◆ **Exercise objective**
Reproduce the records that follow in full, excluding any picture they contain.

-- START Material --

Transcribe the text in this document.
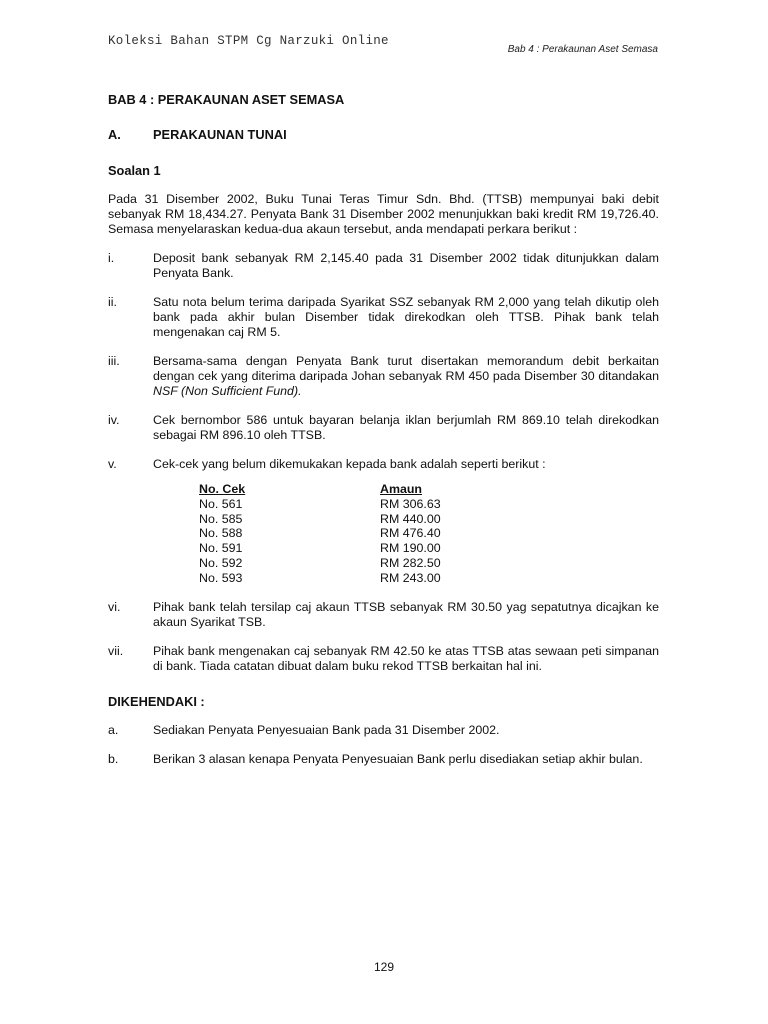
Koleksi Bahan STPM Cg Narzuki Online
Bab 4 : Perakaunan Aset Semasa

BAB 4 : PERAKAUNAN ASET SEMASA

A.	PERAKAUNAN TUNAI

Soalan 1

Pada 31 Disember 2002, Buku Tunai Teras Timur Sdn. Bhd. (TTSB) mempunyai baki debit sebanyak RM 18,434.27. Penyata Bank 31 Disember 2002 menunjukkan baki kredit RM 19,726.40. Semasa menyelaraskan kedua-dua akaun tersebut, anda mendapati perkara berikut :

i.	Deposit bank sebanyak RM 2,145.40 pada 31 Disember 2002 tidak ditunjukkan dalam Penyata Bank.
ii.	Satu nota belum terima daripada Syarikat SSZ sebanyak RM 2,000 yang telah dikutip oleh bank pada akhir bulan Disember tidak direkodkan oleh TTSB. Pihak bank telah mengenakan caj RM 5.
iii.	Bersama-sama dengan Penyata Bank turut disertakan memorandum debit berkaitan dengan cek yang diterima daripada Johan sebanyak RM 450 pada Disember 30 ditandakan NSF (Non Sufficient Fund).
iv.	Cek bernombor 586 untuk bayaran belanja iklan berjumlah RM 869.10 telah direkodkan sebagai RM 896.10 oleh TTSB.
v.	Cek-cek yang belum dikemukakan kepada bank adalah seperti berikut :
No. Cek	Amaun
No. 561	RM 306.63
No. 585	RM 440.00
No. 588	RM 476.40
No. 591	RM 190.00
No. 592	RM 282.50
No. 593	RM 243.00
vi.	Pihak bank telah tersilap caj akaun TTSB sebanyak RM 30.50 yag sepatutnya dicajkan ke akaun Syarikat TSB.
vii.	Pihak bank mengenakan caj sebanyak RM 42.50 ke atas TTSB atas sewaan peti simpanan di bank. Tiada catatan dibuat dalam buku rekod TTSB berkaitan hal ini.

DIKEHENDAKI :

a.	Sediakan Penyata Penyesuaian Bank pada 31 Disember 2002.
b.	Berikan 3 alasan kenapa Penyata Penyesuaian Bank perlu disediakan setiap akhir bulan.
129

-- END Material --

◆ **Answer to this task**
Transcribe the text in this document.
Koleksi Bahan STPM Cg Narzuki Online
Bab 4 : Perakaunan Aset Semasa

BAB 4 : PERAKAUNAN ASET SEMASA

A.	PERAKAUNAN TUNAI

Soalan 1

Pada 31 Disember 2002, Buku Tunai Teras Timur Sdn. Bhd. (TTSB) mempunyai baki debit sebanyak RM 18,434.27. Penyata Bank 31 Disember 2002 menunjukkan baki kredit RM 19,726.40. Semasa menyelaraskan kedua-dua akaun tersebut, anda mendapati perkara berikut :

i.	Deposit bank sebanyak RM 2,145.40 pada 31 Disember 2002 tidak ditunjukkan dalam Penyata Bank.
ii.	Satu nota belum terima daripada Syarikat SSZ sebanyak RM 2,000 yang telah dikutip oleh bank pada akhir bulan Disember tidak direkodkan oleh TTSB. Pihak bank telah mengenakan caj RM 5.
iii.	Bersama-sama dengan Penyata Bank turut disertakan memorandum debit berkaitan dengan cek yang diterima daripada Johan sebanyak RM 450 pada Disember 30 ditandakan NSF (Non Sufficient Fund).
iv.	Cek bernombor 586 untuk bayaran belanja iklan berjumlah RM 869.10 telah direkodkan sebagai RM 896.10 oleh TTSB.
v.	Cek-cek yang belum dikemukakan kepada bank adalah seperti berikut :
No. Cek	Amaun
No. 561	RM 306.63
No. 585	RM 440.00
No. 588	RM 476.40
No. 591	RM 190.00
No. 592	RM 282.50
No. 593	RM 243.00
vi.	Pihak bank telah tersilap caj akaun TTSB sebanyak RM 30.50 yag sepatutnya dicajkan ke akaun Syarikat TSB.
vii.	Pihak bank mengenakan caj sebanyak RM 42.50 ke atas TTSB atas sewaan peti simpanan di bank. Tiada catatan dibuat dalam buku rekod TTSB berkaitan hal ini.

DIKEHENDAKI :

a.	Sediakan Penyata Penyesuaian Bank pada 31 Disember 2002.
b.	Berikan 3 alasan kenapa Penyata Penyesuaian Bank perlu disediakan setiap akhir bulan.
129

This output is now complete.